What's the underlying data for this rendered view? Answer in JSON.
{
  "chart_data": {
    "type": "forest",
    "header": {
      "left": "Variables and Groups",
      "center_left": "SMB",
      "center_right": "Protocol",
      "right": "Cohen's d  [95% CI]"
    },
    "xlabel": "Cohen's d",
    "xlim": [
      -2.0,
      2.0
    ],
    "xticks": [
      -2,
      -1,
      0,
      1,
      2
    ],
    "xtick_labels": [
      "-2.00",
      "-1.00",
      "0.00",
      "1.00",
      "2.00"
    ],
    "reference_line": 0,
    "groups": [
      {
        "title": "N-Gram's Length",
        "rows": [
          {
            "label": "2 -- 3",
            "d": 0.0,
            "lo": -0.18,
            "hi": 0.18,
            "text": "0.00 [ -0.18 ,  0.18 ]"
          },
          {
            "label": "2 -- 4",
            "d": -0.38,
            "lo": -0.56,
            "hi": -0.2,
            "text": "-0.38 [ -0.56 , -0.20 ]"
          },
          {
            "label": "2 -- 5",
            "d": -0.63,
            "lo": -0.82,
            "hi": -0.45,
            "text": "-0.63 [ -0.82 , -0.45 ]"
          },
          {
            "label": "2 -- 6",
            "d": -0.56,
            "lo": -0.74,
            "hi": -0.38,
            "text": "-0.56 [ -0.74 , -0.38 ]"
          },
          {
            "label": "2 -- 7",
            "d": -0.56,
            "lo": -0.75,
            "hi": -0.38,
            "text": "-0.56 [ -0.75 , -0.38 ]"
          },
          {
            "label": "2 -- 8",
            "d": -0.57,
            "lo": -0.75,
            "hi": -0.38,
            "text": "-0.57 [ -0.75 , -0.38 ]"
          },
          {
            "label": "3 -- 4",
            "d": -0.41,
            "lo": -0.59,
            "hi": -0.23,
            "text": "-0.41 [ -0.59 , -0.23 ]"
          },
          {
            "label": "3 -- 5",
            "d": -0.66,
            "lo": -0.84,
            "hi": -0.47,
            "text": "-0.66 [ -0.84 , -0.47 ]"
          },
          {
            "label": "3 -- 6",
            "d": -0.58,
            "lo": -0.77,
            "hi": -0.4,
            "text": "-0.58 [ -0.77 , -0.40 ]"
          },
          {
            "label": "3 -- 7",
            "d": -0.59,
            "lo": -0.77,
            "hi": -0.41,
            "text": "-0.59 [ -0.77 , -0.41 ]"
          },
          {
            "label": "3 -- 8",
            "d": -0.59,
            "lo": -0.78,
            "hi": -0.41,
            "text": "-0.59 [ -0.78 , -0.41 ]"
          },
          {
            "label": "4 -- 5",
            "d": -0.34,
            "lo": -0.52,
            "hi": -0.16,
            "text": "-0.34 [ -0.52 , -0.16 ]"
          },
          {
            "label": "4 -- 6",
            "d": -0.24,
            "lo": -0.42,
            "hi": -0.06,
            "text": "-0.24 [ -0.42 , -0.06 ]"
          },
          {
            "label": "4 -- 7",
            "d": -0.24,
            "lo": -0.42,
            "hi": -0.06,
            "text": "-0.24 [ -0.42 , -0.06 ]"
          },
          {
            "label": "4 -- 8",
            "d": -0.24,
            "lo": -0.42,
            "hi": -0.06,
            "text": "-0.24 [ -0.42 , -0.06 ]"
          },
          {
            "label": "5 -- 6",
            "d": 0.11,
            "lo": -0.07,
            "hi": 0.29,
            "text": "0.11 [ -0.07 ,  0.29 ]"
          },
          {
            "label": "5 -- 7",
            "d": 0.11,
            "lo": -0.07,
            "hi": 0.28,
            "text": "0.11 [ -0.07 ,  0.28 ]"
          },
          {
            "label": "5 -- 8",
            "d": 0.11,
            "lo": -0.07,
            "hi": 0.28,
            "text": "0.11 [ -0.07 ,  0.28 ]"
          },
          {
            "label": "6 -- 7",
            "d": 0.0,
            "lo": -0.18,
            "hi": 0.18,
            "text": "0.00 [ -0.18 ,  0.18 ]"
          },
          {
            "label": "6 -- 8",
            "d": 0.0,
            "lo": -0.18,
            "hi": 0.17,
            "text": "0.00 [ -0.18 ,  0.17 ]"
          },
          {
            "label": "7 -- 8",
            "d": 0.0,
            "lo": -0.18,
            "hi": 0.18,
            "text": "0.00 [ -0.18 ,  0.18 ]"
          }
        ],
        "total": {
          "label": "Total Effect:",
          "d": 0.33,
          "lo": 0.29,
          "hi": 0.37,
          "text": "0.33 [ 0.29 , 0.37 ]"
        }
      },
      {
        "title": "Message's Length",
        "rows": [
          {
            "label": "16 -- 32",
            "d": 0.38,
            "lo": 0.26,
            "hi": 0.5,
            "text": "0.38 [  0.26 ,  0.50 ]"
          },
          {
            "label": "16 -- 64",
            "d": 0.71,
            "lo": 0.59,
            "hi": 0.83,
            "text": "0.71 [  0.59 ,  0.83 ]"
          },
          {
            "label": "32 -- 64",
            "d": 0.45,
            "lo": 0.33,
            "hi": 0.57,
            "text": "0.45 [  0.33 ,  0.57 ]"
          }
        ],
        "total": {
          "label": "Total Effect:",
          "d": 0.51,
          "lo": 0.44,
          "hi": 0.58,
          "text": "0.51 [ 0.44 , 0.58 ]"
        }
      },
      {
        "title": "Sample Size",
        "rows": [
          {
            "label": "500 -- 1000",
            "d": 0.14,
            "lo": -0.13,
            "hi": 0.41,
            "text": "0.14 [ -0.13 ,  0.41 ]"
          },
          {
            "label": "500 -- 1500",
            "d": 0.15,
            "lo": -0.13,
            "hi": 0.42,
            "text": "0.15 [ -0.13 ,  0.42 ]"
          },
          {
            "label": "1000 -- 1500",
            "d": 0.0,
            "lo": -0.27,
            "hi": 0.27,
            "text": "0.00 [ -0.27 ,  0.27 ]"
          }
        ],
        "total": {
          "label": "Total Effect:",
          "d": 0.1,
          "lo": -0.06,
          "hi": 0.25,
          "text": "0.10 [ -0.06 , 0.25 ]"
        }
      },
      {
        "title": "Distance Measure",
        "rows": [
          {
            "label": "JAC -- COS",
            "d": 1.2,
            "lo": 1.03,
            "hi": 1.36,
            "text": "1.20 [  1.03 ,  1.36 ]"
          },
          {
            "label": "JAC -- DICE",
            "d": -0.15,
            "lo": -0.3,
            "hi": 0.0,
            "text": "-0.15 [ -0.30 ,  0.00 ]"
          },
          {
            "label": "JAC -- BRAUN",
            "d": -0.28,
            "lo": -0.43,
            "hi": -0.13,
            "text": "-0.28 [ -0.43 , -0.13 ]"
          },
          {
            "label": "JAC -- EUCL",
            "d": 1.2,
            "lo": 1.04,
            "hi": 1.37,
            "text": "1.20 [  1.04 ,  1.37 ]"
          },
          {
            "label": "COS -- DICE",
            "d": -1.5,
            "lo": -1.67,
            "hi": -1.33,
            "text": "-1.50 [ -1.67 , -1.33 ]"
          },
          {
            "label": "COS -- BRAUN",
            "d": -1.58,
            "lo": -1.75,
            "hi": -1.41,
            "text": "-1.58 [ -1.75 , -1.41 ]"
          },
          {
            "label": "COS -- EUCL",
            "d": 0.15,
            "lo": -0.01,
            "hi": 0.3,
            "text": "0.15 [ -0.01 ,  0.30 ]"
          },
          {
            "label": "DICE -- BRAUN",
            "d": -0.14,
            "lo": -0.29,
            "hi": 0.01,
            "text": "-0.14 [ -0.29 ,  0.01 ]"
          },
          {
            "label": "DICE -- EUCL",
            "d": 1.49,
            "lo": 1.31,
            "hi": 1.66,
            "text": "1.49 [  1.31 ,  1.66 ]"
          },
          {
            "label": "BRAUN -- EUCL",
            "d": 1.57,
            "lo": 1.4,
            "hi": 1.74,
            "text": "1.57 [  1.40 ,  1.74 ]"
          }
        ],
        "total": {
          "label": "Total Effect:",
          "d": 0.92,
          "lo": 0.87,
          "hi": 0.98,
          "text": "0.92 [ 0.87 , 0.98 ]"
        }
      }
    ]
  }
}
· · · · ·
▶ Challenge
From the entries above, select each line containing the string "DICE".

▶ Completed task
            "label": "JAC -- DICE",
            "label": "COS -- DICE",
            "label": "DICE -- BRAUN",
            "label": "DICE -- EUCL",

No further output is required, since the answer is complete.